- [What you have to do]: Repeat what the lines below say, word for word, and skip every image.

Source data:
"""
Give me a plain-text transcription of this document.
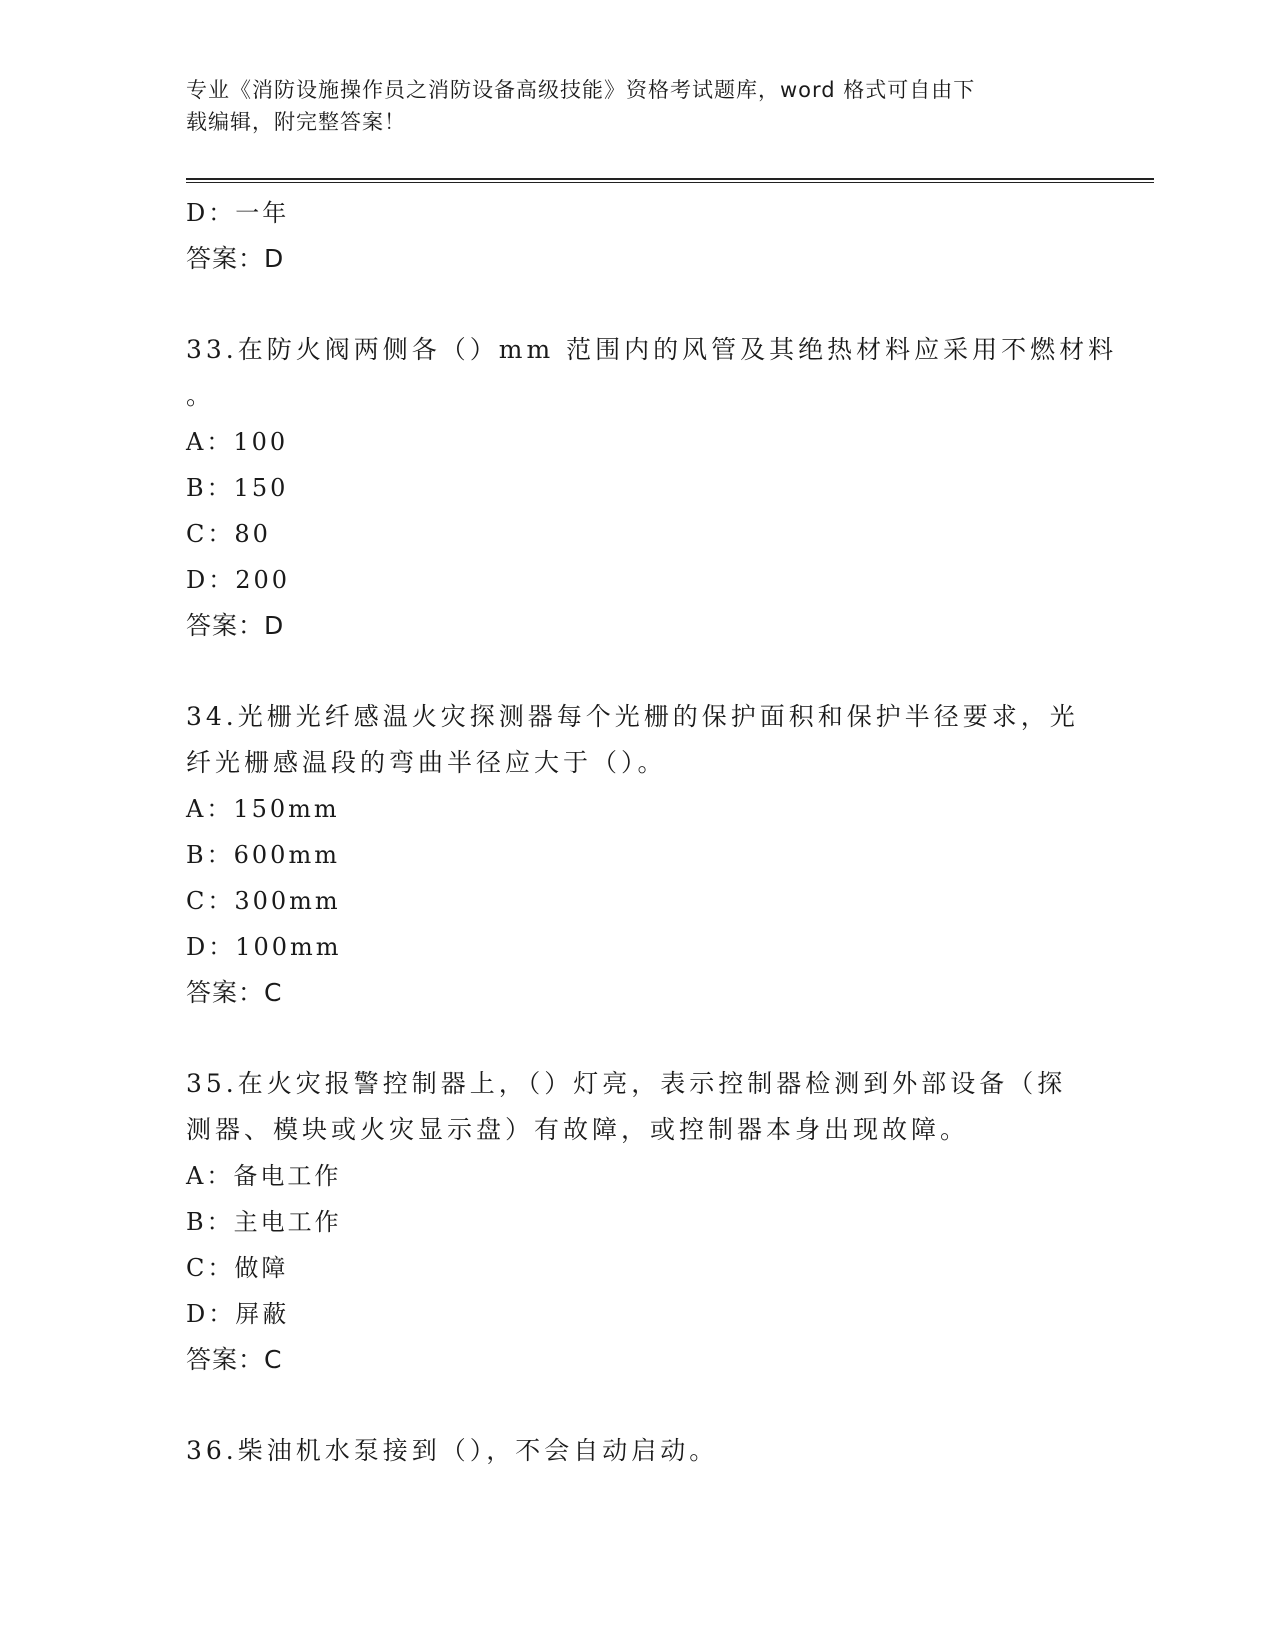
专业《消防设施操作员之消防设备高级技能》资格考试题库，word 格式可自由下
载编辑，附完整答案！
D：一年
答案：D
33.在防火阀两侧各（）mm 范围内的风管及其绝热材料应采用不燃材料
。
A：100
B：150
C：80
D：200
答案：D
34.光栅光纤感温火灾探测器每个光栅的保护面积和保护半径要求，光
纤光栅感温段的弯曲半径应大于（）。
A：150mm
B：600mm
C：300mm
D：100mm
答案：C
35.在火灾报警控制器上，（）灯亮，表示控制器检测到外部设备（探
测器、模块或火灾显示盘）有故障，或控制器本身出现故障。
A：备电工作
B：主电工作
C：做障
D：屏蔽
答案：C
36.柴油机水泵接到（），不会自动启动。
"""
- [Response for this exercise]:
Give me a plain-text transcription of this document.
专业《消防设施操作员之消防设备高级技能》资格考试题库，word 格式可自由下
载编辑，附完整答案！
D：一年
答案：D
33.在防火阀两侧各（）mm 范围内的风管及其绝热材料应采用不燃材料
。
A：100
B：150
C：80
D：200
答案：D
34.光栅光纤感温火灾探测器每个光栅的保护面积和保护半径要求，光
纤光栅感温段的弯曲半径应大于（）。
A：150mm
B：600mm
C：300mm
D：100mm
答案：C
35.在火灾报警控制器上，（）灯亮，表示控制器检测到外部设备（探
测器、模块或火灾显示盘）有故障，或控制器本身出现故障。
A：备电工作
B：主电工作
C：做障
D：屏蔽
答案：C
36.柴油机水泵接到（），不会自动启动。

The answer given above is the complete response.